What is expected »
In the listing below, find every line with the string "encore" and pull it out.

Source material »
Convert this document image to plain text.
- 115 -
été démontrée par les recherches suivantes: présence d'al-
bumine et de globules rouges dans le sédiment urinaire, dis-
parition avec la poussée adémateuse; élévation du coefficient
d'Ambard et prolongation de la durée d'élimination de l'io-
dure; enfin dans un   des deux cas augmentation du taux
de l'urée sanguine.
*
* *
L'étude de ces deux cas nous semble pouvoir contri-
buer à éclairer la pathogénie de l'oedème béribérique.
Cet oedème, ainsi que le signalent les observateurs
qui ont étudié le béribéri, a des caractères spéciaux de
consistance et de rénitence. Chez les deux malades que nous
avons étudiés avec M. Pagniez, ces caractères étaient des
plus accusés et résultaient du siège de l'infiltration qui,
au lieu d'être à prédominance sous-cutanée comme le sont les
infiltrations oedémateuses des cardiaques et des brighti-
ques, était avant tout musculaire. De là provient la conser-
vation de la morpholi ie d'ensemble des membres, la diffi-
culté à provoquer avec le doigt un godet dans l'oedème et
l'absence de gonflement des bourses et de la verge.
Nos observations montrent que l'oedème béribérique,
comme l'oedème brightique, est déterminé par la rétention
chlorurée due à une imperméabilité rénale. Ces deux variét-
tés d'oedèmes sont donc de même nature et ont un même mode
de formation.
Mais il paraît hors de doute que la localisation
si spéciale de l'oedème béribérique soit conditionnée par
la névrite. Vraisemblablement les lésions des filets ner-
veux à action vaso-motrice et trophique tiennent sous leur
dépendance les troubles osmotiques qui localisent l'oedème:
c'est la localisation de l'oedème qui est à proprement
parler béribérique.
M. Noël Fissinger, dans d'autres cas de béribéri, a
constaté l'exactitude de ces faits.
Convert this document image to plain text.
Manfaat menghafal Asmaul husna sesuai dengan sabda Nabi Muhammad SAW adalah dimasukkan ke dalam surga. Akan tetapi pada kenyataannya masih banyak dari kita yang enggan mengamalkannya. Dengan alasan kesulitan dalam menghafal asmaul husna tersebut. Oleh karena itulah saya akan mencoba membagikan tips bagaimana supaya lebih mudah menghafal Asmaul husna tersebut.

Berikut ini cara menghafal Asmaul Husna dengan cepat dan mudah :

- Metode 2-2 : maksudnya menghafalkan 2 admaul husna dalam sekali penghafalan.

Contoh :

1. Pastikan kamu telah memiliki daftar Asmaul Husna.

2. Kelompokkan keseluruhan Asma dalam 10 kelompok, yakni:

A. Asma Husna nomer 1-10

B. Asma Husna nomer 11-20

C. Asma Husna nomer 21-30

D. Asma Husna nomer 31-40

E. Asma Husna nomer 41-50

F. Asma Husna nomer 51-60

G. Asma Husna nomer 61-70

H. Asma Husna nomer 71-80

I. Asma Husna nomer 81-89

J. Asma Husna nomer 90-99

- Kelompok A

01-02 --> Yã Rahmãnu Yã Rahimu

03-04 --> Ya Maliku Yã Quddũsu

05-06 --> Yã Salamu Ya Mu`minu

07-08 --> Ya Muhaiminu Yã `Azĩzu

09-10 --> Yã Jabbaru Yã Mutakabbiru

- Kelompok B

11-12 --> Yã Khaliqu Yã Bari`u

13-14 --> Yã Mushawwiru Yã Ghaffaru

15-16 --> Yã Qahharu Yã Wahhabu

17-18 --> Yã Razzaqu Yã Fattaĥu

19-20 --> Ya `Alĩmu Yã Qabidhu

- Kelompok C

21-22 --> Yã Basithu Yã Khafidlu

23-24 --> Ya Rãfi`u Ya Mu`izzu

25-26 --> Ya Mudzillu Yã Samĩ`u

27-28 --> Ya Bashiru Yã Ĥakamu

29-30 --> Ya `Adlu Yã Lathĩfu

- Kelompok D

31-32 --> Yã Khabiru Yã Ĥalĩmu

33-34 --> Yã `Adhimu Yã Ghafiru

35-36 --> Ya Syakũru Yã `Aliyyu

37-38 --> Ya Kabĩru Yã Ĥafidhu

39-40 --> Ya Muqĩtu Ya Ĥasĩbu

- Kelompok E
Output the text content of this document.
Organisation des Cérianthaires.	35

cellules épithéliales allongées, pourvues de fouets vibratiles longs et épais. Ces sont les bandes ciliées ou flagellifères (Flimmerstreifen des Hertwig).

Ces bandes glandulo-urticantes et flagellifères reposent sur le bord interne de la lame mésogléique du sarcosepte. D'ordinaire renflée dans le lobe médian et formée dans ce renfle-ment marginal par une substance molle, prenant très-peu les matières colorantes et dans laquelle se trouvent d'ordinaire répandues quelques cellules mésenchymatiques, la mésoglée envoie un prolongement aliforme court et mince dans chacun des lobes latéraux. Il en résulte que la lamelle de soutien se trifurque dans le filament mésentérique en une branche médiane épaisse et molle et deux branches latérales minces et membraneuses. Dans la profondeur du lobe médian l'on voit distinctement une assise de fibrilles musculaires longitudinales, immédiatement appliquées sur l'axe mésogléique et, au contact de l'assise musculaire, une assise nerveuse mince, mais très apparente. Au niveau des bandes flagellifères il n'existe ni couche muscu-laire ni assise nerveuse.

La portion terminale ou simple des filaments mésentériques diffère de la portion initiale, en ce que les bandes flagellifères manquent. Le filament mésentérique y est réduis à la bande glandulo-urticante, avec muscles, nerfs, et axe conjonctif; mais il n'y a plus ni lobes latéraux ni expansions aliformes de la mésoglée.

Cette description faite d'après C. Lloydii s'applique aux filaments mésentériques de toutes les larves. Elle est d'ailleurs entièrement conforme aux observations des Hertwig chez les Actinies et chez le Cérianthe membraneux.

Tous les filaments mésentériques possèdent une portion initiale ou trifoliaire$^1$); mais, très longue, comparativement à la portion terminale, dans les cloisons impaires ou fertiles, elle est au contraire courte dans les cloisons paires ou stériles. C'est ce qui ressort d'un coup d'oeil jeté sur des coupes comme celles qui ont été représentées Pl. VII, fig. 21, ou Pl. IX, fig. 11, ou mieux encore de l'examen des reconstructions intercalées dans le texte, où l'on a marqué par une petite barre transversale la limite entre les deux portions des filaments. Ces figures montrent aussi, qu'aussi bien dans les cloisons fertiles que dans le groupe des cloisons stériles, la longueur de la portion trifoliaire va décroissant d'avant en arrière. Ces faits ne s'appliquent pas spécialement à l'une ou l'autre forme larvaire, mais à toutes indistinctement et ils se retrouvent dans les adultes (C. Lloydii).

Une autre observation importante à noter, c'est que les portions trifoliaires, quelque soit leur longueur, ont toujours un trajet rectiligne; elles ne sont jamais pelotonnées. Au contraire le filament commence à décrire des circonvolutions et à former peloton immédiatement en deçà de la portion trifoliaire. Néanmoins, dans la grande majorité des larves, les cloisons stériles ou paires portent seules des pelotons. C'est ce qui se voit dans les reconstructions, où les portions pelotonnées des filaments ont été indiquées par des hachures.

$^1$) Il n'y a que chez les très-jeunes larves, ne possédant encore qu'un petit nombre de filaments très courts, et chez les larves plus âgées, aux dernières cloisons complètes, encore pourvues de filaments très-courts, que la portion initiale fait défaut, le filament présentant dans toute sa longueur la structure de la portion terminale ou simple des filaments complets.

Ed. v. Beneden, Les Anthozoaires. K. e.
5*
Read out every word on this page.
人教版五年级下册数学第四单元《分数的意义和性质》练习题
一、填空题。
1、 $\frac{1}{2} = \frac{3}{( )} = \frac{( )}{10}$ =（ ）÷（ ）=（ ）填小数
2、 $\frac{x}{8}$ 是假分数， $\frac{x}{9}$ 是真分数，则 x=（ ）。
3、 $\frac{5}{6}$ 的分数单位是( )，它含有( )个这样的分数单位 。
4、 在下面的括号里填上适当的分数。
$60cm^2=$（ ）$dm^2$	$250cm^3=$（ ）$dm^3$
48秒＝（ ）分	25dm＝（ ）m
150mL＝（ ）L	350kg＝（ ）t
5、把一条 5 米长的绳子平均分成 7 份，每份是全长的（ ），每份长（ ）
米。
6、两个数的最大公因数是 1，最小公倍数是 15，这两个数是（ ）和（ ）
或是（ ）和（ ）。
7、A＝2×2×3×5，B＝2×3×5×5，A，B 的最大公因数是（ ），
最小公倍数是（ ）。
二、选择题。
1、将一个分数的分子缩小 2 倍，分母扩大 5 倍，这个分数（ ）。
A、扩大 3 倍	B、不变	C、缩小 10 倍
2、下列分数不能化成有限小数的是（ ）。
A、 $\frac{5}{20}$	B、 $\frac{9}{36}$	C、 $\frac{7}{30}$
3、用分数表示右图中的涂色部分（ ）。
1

Exercise solution »
Tous les filaments mésentériques possèdent une portion initiale ou trifoliaire$^1$); mais, très longue, comparativement à la portion terminale, dans les cloisons impaires ou fertiles, elle est au contraire courte dans les cloisons paires ou stériles. C'est ce qui ressort d'un coup d'oeil jeté sur des coupes comme celles qui ont été représentées Pl. VII, fig. 21, ou Pl. IX, fig. 11, ou mieux encore de l'examen des reconstructions intercalées dans le texte, où l'on a marqué par une petite barre transversale la limite entre les deux portions des filaments. Ces figures montrent aussi, qu'aussi bien dans les cloisons fertiles que dans le groupe des cloisons stériles, la longueur de la portion trifoliaire va décroissant d'avant en arrière. Ces faits ne s'appliquent pas spécialement à l'une ou l'autre forme larvaire, mais à toutes indistinctement et ils se retrouvent dans les adultes (C. Lloydii).
$^1$) Il n'y a que chez les très-jeunes larves, ne possédant encore qu'un petit nombre de filaments très courts, et chez les larves plus âgées, aux dernières cloisons complètes, encore pourvues de filaments très-courts, que la portion initiale fait défaut, le filament présentant dans toute sa longueur la structure de la portion terminale ou simple des filaments complets.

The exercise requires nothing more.